─── DATASET ───

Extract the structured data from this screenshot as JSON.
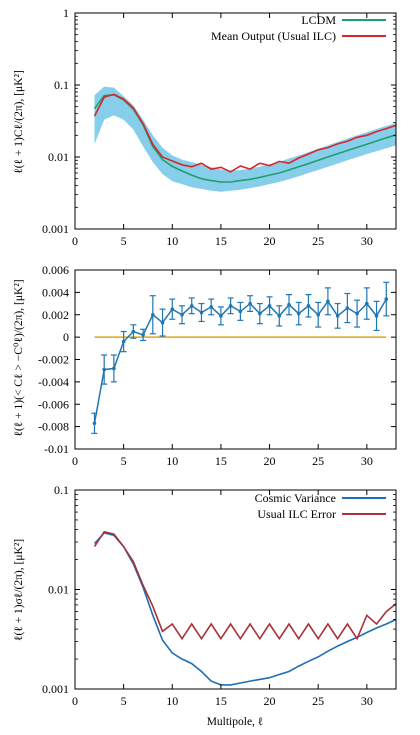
{
  "chart_data": [
    {
      "type": "line",
      "panel": "top",
      "xlim": [
        0,
        33
      ],
      "ylim": [
        0.001,
        1
      ],
      "yscale": "log",
      "x_ticks": [
        0,
        5,
        10,
        15,
        20,
        25,
        30
      ],
      "y_ticks": [
        0.001,
        0.01,
        0.1,
        1
      ],
      "y_tick_labels": [
        "0.001",
        "0.01",
        "0.1",
        "1"
      ],
      "ylabel": "ℓ(ℓ + 1)Cℓ/(2π), [μK²]",
      "xlabel": "",
      "legend_position": "top-right",
      "x": [
        2,
        3,
        4,
        5,
        6,
        7,
        8,
        9,
        10,
        11,
        12,
        13,
        14,
        15,
        16,
        17,
        18,
        19,
        20,
        21,
        22,
        23,
        24,
        25,
        26,
        27,
        28,
        29,
        30,
        31,
        32,
        33
      ],
      "band": {
        "color": "#87ceeb",
        "lower": [
          0.015,
          0.033,
          0.038,
          0.033,
          0.024,
          0.014,
          0.0085,
          0.0058,
          0.0046,
          0.0042,
          0.0038,
          0.0036,
          0.0034,
          0.0033,
          0.0034,
          0.0035,
          0.0037,
          0.0039,
          0.0042,
          0.0045,
          0.0049,
          0.0054,
          0.006,
          0.0066,
          0.0073,
          0.0081,
          0.009,
          0.0099,
          0.011,
          0.012,
          0.0132,
          0.0145
        ],
        "upper": [
          0.072,
          0.095,
          0.092,
          0.07,
          0.052,
          0.033,
          0.02,
          0.0135,
          0.0105,
          0.0092,
          0.0085,
          0.0078,
          0.0072,
          0.0067,
          0.0065,
          0.0066,
          0.0069,
          0.0073,
          0.0079,
          0.0086,
          0.0095,
          0.0105,
          0.0117,
          0.013,
          0.0145,
          0.0162,
          0.018,
          0.02,
          0.022,
          0.0245,
          0.027,
          0.0297
        ]
      },
      "series": [
        {
          "name": "LCDM",
          "color": "#1f9e6f",
          "values": [
            0.047,
            0.071,
            0.073,
            0.062,
            0.046,
            0.028,
            0.014,
            0.0092,
            0.0074,
            0.0064,
            0.0056,
            0.005,
            0.0047,
            0.0045,
            0.0045,
            0.0047,
            0.0049,
            0.0052,
            0.0056,
            0.006,
            0.0066,
            0.0073,
            0.0081,
            0.009,
            0.01,
            0.0111,
            0.0123,
            0.0136,
            0.015,
            0.0167,
            0.0185,
            0.0203
          ]
        },
        {
          "name": "Mean Output (Usual ILC)",
          "color": "#d62728",
          "values": [
            0.037,
            0.068,
            0.074,
            0.064,
            0.048,
            0.029,
            0.015,
            0.01,
            0.0088,
            0.0078,
            0.0073,
            0.0082,
            0.0068,
            0.0072,
            0.0062,
            0.0075,
            0.0068,
            0.0082,
            0.0076,
            0.0087,
            0.0082,
            0.0097,
            0.011,
            0.0126,
            0.0135,
            0.0152,
            0.0165,
            0.0188,
            0.02,
            0.0225,
            0.0248,
            0.0275
          ]
        }
      ]
    },
    {
      "type": "errorbar",
      "panel": "middle",
      "xlim": [
        0,
        33
      ],
      "ylim": [
        -0.01,
        0.006
      ],
      "x_ticks": [
        0,
        5,
        10,
        15,
        20,
        25,
        30
      ],
      "y_ticks": [
        -0.01,
        -0.008,
        -0.006,
        -0.004,
        -0.002,
        0,
        0.002,
        0.004,
        0.006
      ],
      "y_tick_labels": [
        "-0.01",
        "-0.008",
        "-0.006",
        "-0.004",
        "-0.002",
        "0",
        "0.002",
        "0.004",
        "0.006"
      ],
      "ylabel": "ℓ(ℓ + 1)(< Cℓ > −C⁰ℓ)/(2π), [μK²]",
      "xlabel": "",
      "zero_line_color": "#e8a31a",
      "series": [
        {
          "color": "#1f77b4",
          "x": [
            2,
            3,
            4,
            5,
            6,
            7,
            8,
            9,
            10,
            11,
            12,
            13,
            14,
            15,
            16,
            17,
            18,
            19,
            20,
            21,
            22,
            23,
            24,
            25,
            26,
            27,
            28,
            29,
            30,
            31,
            32
          ],
          "values": [
            -0.0077,
            -0.0029,
            -0.0028,
            -0.0004,
            0.0005,
            0.0002,
            0.002,
            0.0013,
            0.0025,
            0.002,
            0.0028,
            0.0022,
            0.0027,
            0.0019,
            0.0028,
            0.0023,
            0.003,
            0.0021,
            0.0028,
            0.0019,
            0.0029,
            0.0021,
            0.0028,
            0.002,
            0.0032,
            0.0019,
            0.0026,
            0.0021,
            0.003,
            0.0019,
            0.0034
          ],
          "errors": [
            0.0009,
            0.0013,
            0.0012,
            0.0009,
            0.0006,
            0.0005,
            0.0017,
            0.0012,
            0.0009,
            0.0008,
            0.0007,
            0.0008,
            0.0007,
            0.0008,
            0.0007,
            0.0008,
            0.0007,
            0.0009,
            0.0008,
            0.0009,
            0.0009,
            0.001,
            0.001,
            0.0011,
            0.0012,
            0.0011,
            0.0013,
            0.0012,
            0.0014,
            0.0013,
            0.0015
          ]
        }
      ]
    },
    {
      "type": "line",
      "panel": "bottom",
      "xlim": [
        0,
        33
      ],
      "ylim": [
        0.001,
        0.1
      ],
      "yscale": "log",
      "x_ticks": [
        0,
        5,
        10,
        15,
        20,
        25,
        30
      ],
      "y_ticks": [
        0.001,
        0.01,
        0.1
      ],
      "y_tick_labels": [
        "0.001",
        "0.01",
        "0.1"
      ],
      "ylabel": "ℓ(ℓ + 1)σℓ/(2π), [μK²]",
      "xlabel": "Multipole, ℓ",
      "legend_position": "top-right",
      "x": [
        2,
        3,
        4,
        5,
        6,
        7,
        8,
        9,
        10,
        11,
        12,
        13,
        14,
        15,
        16,
        17,
        18,
        19,
        20,
        21,
        22,
        23,
        24,
        25,
        26,
        27,
        28,
        29,
        30,
        31,
        32,
        33
      ],
      "series": [
        {
          "name": "Cosmic Variance",
          "color": "#1f6fb4",
          "values": [
            0.029,
            0.037,
            0.035,
            0.027,
            0.018,
            0.0105,
            0.0055,
            0.0031,
            0.0023,
            0.002,
            0.0018,
            0.0015,
            0.0012,
            0.0011,
            0.0011,
            0.00115,
            0.0012,
            0.00125,
            0.0013,
            0.0014,
            0.0015,
            0.0017,
            0.0019,
            0.0021,
            0.0024,
            0.0027,
            0.003,
            0.0033,
            0.0037,
            0.0041,
            0.0045,
            0.005
          ]
        },
        {
          "name": "Usual ILC Error",
          "color": "#a8323a",
          "values": [
            0.027,
            0.038,
            0.036,
            0.027,
            0.019,
            0.011,
            0.0068,
            0.0038,
            0.0045,
            0.0032,
            0.0045,
            0.0032,
            0.0045,
            0.0032,
            0.0045,
            0.0032,
            0.0045,
            0.0032,
            0.0045,
            0.0032,
            0.0045,
            0.0032,
            0.0045,
            0.0032,
            0.0045,
            0.0032,
            0.0045,
            0.0032,
            0.0055,
            0.0045,
            0.006,
            0.0072
          ]
        }
      ]
    }
  ]
}
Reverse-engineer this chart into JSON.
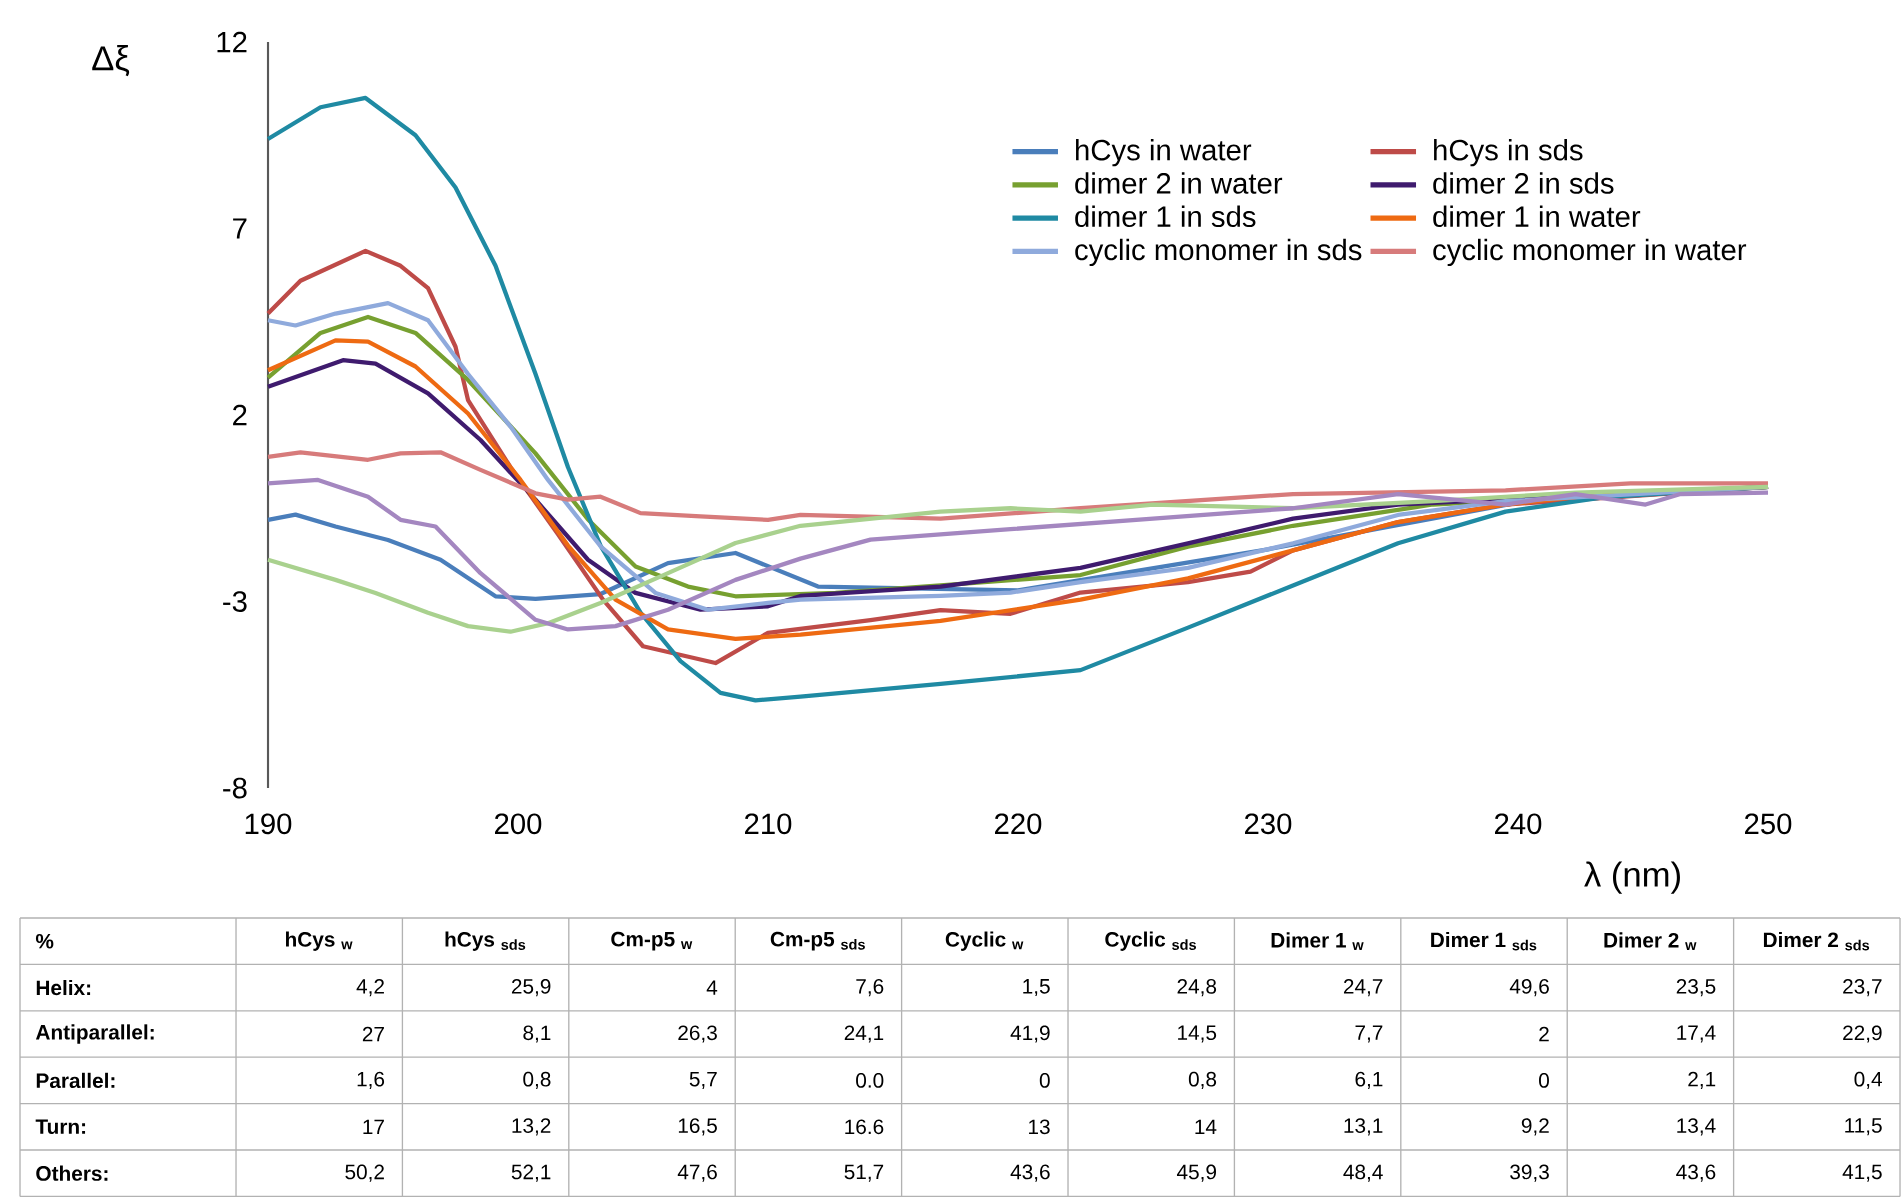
{
  "chart_data": [
    {
      "type": "line",
      "xlabel": "λ (nm)",
      "ylabel": "Δξ",
      "xlim": [
        190,
        250
      ],
      "ylim": [
        -8,
        12
      ],
      "xticks": [
        190,
        200,
        210,
        220,
        230,
        240,
        250
      ],
      "yticks": [
        -8,
        -3,
        2,
        7,
        12
      ],
      "legend": "top right",
      "line_style": "solid",
      "series": [
        {
          "name": "hCys in water",
          "color": "#4a7ebb",
          "x": [
            190,
            191.1,
            192.7,
            194.8,
            196.9,
            199.1,
            200.7,
            203.3,
            206,
            208.7,
            212,
            220,
            230,
            240,
            250
          ],
          "values": [
            -0.81,
            -0.67,
            -0.99,
            -1.35,
            -1.88,
            -2.86,
            -2.93,
            -2.8,
            -1.97,
            -1.7,
            -2.6,
            -2.7,
            -1.6,
            -0.35,
            0.07
          ]
        },
        {
          "name": "hCys in sds",
          "color": "#be4b48",
          "x": [
            190,
            191.3,
            193.9,
            195.3,
            196.4,
            197.5,
            198,
            199.7,
            201.6,
            203.4,
            205,
            207.9,
            210,
            214.1,
            216.9,
            219.7,
            222.5,
            226.8,
            229.3,
            231,
            235.2,
            239.5,
            250
          ],
          "values": [
            4.72,
            5.6,
            6.4,
            6.0,
            5.4,
            3.83,
            2.4,
            0.6,
            -1.2,
            -2.95,
            -4.2,
            -4.65,
            -3.84,
            -3.5,
            -3.23,
            -3.33,
            -2.76,
            -2.48,
            -2.2,
            -1.63,
            -0.87,
            -0.4,
            0.07
          ]
        },
        {
          "name": "dimer 2 in water",
          "color": "#77a030",
          "x": [
            190,
            192.1,
            194,
            195.9,
            198,
            200.7,
            202.8,
            204.7,
            206.8,
            208.7,
            212.7,
            216.9,
            222.5,
            226.8,
            231,
            236.6,
            250
          ],
          "values": [
            3.0,
            4.2,
            4.63,
            4.2,
            2.94,
            0.97,
            -0.8,
            -2.06,
            -2.6,
            -2.86,
            -2.77,
            -2.57,
            -2.29,
            -1.53,
            -0.97,
            -0.4,
            0.07
          ]
        },
        {
          "name": "dimer 2 in sds",
          "color": "#3f1b6e",
          "x": [
            190,
            193,
            194.3,
            196.4,
            198.5,
            200.7,
            202.8,
            204.7,
            207.3,
            210,
            211.3,
            216.9,
            222.5,
            226.8,
            231,
            235.2,
            238,
            250
          ],
          "values": [
            2.76,
            3.47,
            3.38,
            2.58,
            1.33,
            -0.27,
            -1.88,
            -2.77,
            -3.22,
            -3.13,
            -2.85,
            -2.6,
            -2.1,
            -1.44,
            -0.78,
            -0.4,
            -0.31,
            0.07
          ]
        },
        {
          "name": "dimer 1 in sds",
          "color": "#1f8aa3",
          "x": [
            190,
            192.1,
            193.9,
            195.9,
            197.5,
            199.1,
            200.7,
            202,
            203.3,
            204.9,
            206.5,
            208.1,
            209.5,
            211.3,
            216.9,
            222.5,
            226.8,
            231,
            235.2,
            239.5,
            243.4,
            250
          ],
          "values": [
            9.4,
            10.25,
            10.5,
            9.5,
            8.1,
            6.0,
            3.1,
            0.6,
            -1.5,
            -3.3,
            -4.6,
            -5.45,
            -5.65,
            -5.55,
            -5.21,
            -4.84,
            -3.7,
            -2.57,
            -1.44,
            -0.59,
            -0.21,
            0.07
          ]
        },
        {
          "name": "dimer 1 in water",
          "color": "#ee6a12",
          "x": [
            190,
            192.7,
            194,
            195.9,
            198,
            200.1,
            202,
            203.9,
            206,
            208.7,
            211.3,
            216.9,
            222.5,
            226.8,
            231,
            235.2,
            239.5,
            243.4,
            250
          ],
          "values": [
            3.2,
            4.0,
            3.97,
            3.3,
            2.04,
            0.26,
            -1.5,
            -2.95,
            -3.75,
            -4.0,
            -3.89,
            -3.52,
            -2.95,
            -2.38,
            -1.63,
            -0.87,
            -0.4,
            -0.12,
            0.07
          ]
        },
        {
          "name": "cyclic monomer in sds",
          "color": "#8faadc",
          "x": [
            190,
            191.1,
            192.7,
            194.8,
            196.4,
            198,
            199.7,
            201.2,
            203.3,
            205.5,
            207.6,
            210,
            211.3,
            216.9,
            219.7,
            222.5,
            226.8,
            231,
            235.2,
            239.5,
            250
          ],
          "values": [
            4.54,
            4.4,
            4.72,
            5.0,
            4.54,
            3.1,
            1.69,
            0.26,
            -1.52,
            -2.77,
            -3.22,
            -3.04,
            -2.95,
            -2.85,
            -2.76,
            -2.48,
            -2.1,
            -1.44,
            -0.68,
            -0.31,
            0.07
          ]
        },
        {
          "name": "cyclic monomer in water",
          "color": "#d77b7b",
          "x": [
            190,
            191.3,
            194,
            195.3,
            196.9,
            198.5,
            200.7,
            202,
            203.3,
            204.9,
            207.3,
            210,
            211.3,
            216.9,
            222.5,
            231,
            239.5,
            244.5,
            250
          ],
          "values": [
            0.88,
            1.0,
            0.8,
            0.97,
            1.0,
            0.53,
            -0.1,
            -0.27,
            -0.19,
            -0.63,
            -0.72,
            -0.81,
            -0.68,
            -0.78,
            -0.5,
            -0.12,
            -0.02,
            0.17,
            0.17
          ]
        },
        {
          "color": "#a9d18e",
          "x": [
            190,
            192.7,
            194.3,
            196.4,
            198,
            199.7,
            201.2,
            203.3,
            206,
            208.7,
            211.3,
            216.9,
            219.7,
            222.5,
            225.4,
            231,
            236.6,
            242.3,
            250
          ],
          "values": [
            -1.88,
            -2.42,
            -2.77,
            -3.3,
            -3.66,
            -3.81,
            -3.58,
            -3.04,
            -2.24,
            -1.43,
            -0.97,
            -0.59,
            -0.5,
            -0.59,
            -0.4,
            -0.5,
            -0.31,
            -0.08,
            0.07
          ]
        },
        {
          "color": "#a487c0",
          "x": [
            190,
            192,
            194,
            195.3,
            196.7,
            198.5,
            200.7,
            202,
            203.9,
            206,
            208.7,
            211.3,
            214.1,
            219.7,
            225.4,
            231,
            235.2,
            239.5,
            242.3,
            245.1,
            246.5,
            250
          ],
          "values": [
            0.17,
            0.26,
            -0.19,
            -0.81,
            -0.99,
            -2.24,
            -3.49,
            -3.75,
            -3.66,
            -3.22,
            -2.42,
            -1.85,
            -1.34,
            -1.06,
            -0.78,
            -0.5,
            -0.12,
            -0.4,
            -0.12,
            -0.4,
            -0.12,
            -0.08
          ]
        }
      ]
    },
    {
      "type": "other",
      "ylabel": "%",
      "categories": [
        "hCys $_{w}$",
        "hCys $_{sds}$",
        "Cm-p5 $_{w}$",
        "Cm-p5 $_{sds}$",
        "Cyclic $_{w}$",
        "Cyclic $_{sds}$",
        "Dimer 1 $_{w}$",
        "Dimer 1 $_{sds}$",
        "Dimer 2 $_{w}$",
        "Dimer 2 $_{sds}$"
      ],
      "y_categories": [
        "Helix:",
        "Antiparallel:",
        "Parallel:",
        "Turn:",
        "Others:"
      ],
      "cell_labels": [
        [
          "4,2",
          "25,9",
          "4",
          "7,6",
          "1,5",
          "24,8",
          "24,7",
          "49,6",
          "23,5",
          "23,7"
        ],
        [
          "27",
          "8,1",
          "26,3",
          "24,1",
          "41,9",
          "14,5",
          "7,7",
          "2",
          "17,4",
          "22,9"
        ],
        [
          "1,6",
          "0,8",
          "5,7",
          "0.0",
          "0",
          "0,8",
          "6,1",
          "0",
          "2,1",
          "0,4"
        ],
        [
          "17",
          "13,2",
          "16,5",
          "16.6",
          "13",
          "14",
          "13,1",
          "9,2",
          "13,4",
          "11,5"
        ],
        [
          "50,2",
          "52,1",
          "47,6",
          "51,7",
          "43,6",
          "45,9",
          "48,4",
          "39,3",
          "43,6",
          "41,5"
        ]
      ]
    }
  ]
}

───

### TASK OBJECTIVE
Show the lines of the data that hold the word "monomer".

### RIGHT ANSWER
          "name": "cyclic monomer in sds",
          "name": "cyclic monomer in water",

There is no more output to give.